:: 抜粋本文 ::

夕べの止まり木 2017年12月7日号
                  
               ラジオからの贈り物
                                    和田山麻美

ラジオから流れる声を聞きながら、私の一日が始まります。ある朝、
全国放送のラジオから流れる声に
促され、日常のことをメールにした
ためて出してみると、次の日、メールが読まれ、しかも、それを聞いて
いた横浜から旅行中の方が、「ラジオを聞いてきました」と立ち寄ってく
ださいました。その出来事がきっかけで、全国からお客様が来て下さ
るようになり、朝4時三〇分から入る番組に、こんなに、聞いている人
がいるんだと驚いたものです。

 
皆さん口々に、「北海道に行って、『ぽけっと』さんに来たかったの」と
嬉しい言葉を持って来てくれます。時には、お店に来てくれたお客様
のメールが読まれ、そのたびに自然に顔がほころび、一日の元気の
素になり、仕事の活力にもなります。

:::
:: 掲載データ ::

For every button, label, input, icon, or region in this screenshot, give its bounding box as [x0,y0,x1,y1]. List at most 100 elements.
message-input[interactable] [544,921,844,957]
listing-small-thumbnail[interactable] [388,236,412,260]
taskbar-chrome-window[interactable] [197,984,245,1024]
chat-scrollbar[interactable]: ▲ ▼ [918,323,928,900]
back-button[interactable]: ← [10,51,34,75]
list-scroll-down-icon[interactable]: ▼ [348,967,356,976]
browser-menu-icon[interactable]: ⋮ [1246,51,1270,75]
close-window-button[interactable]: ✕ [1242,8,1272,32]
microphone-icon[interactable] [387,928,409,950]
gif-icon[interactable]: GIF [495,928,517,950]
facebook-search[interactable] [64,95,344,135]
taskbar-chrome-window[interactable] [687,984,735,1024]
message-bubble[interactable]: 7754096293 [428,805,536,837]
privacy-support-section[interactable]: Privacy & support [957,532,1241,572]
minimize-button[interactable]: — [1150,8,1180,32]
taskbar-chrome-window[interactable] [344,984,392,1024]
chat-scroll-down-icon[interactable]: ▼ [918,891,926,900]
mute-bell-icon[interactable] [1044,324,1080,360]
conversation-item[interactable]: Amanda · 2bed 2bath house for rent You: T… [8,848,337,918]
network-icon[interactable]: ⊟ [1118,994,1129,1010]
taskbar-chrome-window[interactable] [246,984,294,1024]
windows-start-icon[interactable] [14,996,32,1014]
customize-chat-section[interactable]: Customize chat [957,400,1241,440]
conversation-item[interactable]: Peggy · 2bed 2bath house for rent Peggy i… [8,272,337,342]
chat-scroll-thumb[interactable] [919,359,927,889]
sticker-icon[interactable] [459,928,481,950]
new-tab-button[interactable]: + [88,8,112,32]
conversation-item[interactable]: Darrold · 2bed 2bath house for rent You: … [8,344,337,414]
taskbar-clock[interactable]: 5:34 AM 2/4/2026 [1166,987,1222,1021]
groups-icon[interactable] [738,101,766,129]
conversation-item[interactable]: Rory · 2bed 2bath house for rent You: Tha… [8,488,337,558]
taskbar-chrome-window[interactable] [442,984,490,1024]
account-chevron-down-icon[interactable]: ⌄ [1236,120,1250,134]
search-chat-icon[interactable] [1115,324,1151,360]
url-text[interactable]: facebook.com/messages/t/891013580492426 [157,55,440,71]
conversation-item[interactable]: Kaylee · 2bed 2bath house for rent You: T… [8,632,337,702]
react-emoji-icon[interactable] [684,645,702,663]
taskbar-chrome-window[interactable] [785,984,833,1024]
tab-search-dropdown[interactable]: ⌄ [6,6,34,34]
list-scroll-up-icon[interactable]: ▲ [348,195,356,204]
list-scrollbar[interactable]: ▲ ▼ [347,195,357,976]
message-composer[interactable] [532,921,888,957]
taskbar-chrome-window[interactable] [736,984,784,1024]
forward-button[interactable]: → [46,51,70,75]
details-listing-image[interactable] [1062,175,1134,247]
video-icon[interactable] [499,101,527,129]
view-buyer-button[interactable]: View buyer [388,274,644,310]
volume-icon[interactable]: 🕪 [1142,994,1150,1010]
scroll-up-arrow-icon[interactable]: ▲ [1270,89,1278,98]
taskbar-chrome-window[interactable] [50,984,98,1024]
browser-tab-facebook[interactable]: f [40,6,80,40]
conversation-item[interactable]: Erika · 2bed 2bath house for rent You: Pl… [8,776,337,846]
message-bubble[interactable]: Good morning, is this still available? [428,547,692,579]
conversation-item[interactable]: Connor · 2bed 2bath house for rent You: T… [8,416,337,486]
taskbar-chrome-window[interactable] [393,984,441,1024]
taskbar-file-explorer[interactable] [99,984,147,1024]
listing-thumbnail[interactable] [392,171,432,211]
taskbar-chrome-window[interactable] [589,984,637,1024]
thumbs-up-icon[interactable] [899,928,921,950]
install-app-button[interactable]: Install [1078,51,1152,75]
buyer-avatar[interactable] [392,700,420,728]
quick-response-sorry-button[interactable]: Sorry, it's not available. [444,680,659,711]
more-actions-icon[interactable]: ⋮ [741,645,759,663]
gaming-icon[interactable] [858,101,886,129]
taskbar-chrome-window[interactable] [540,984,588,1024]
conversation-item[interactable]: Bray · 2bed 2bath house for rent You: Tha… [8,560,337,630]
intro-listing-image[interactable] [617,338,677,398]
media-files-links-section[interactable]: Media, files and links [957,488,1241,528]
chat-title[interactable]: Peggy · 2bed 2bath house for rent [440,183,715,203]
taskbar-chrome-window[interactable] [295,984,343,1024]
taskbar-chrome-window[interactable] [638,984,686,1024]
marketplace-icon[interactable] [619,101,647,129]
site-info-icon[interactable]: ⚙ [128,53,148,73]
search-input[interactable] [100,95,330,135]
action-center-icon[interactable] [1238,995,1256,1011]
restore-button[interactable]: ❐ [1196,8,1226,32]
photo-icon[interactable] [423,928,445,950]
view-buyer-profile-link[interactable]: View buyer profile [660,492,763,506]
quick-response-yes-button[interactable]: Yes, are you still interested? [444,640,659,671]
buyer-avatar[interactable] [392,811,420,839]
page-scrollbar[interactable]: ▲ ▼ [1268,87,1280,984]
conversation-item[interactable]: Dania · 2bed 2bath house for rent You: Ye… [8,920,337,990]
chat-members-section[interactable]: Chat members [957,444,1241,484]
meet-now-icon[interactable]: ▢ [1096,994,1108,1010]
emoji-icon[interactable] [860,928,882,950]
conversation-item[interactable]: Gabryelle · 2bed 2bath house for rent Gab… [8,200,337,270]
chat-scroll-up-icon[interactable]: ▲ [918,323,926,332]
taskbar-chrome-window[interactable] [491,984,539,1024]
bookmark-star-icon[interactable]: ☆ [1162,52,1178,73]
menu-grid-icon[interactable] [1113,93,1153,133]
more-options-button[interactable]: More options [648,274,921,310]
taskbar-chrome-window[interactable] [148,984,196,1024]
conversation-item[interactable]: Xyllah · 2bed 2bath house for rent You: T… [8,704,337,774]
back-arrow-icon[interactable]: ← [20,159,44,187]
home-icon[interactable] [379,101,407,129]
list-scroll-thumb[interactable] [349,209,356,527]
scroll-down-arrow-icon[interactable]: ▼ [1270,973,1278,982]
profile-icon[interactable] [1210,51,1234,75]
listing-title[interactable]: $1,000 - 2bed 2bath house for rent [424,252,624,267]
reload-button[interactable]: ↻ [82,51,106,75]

:::

* [作業の指示]
(1) ラジオ番組をめぐる随筆で、メールが読まれた後に立ち寄ってくれたのは、どこから来た旅行中の人ですか。
(2) ラジオ番組をめぐる随筆を、最後の文の後から書き進めてください。
項目は、ラジオ番組をめぐる随筆とは別の資料です。

* [課題の解答]
(1) 横浜から来た旅行中の方です。

(2)
その番組では、『標茶町』という今まで、名の知れぬ町にも感心を
持って頂き、全国での最低気温を記録した日には、「標茶町は寒い
ですよ・・・」とか、「標茶中学校横の紅葉が綺麗ですよ・・・」などと放
送で取り上げていただき、北海道標茶町が一つのブームのようになっ
てしまいました。

全国放送のラジオから標茶町という街の名前を聞いた時、自分の
子供もそうなんですが、遠く離れた地で暮らす人達の耳に今の標茶を
伝えられたらという思いが浮かびました。また、一期一会の出会いに、
ラジオを通じて繋がっている目に見えない輪が、初めてお会いした方々
でもスムーズに会話が出来る不思議な感覚を引き出してくれるんだと実
感しました。

    「旅は人との出会いですね」

お客様が言ってくれた言葉が、働く原動力になりました。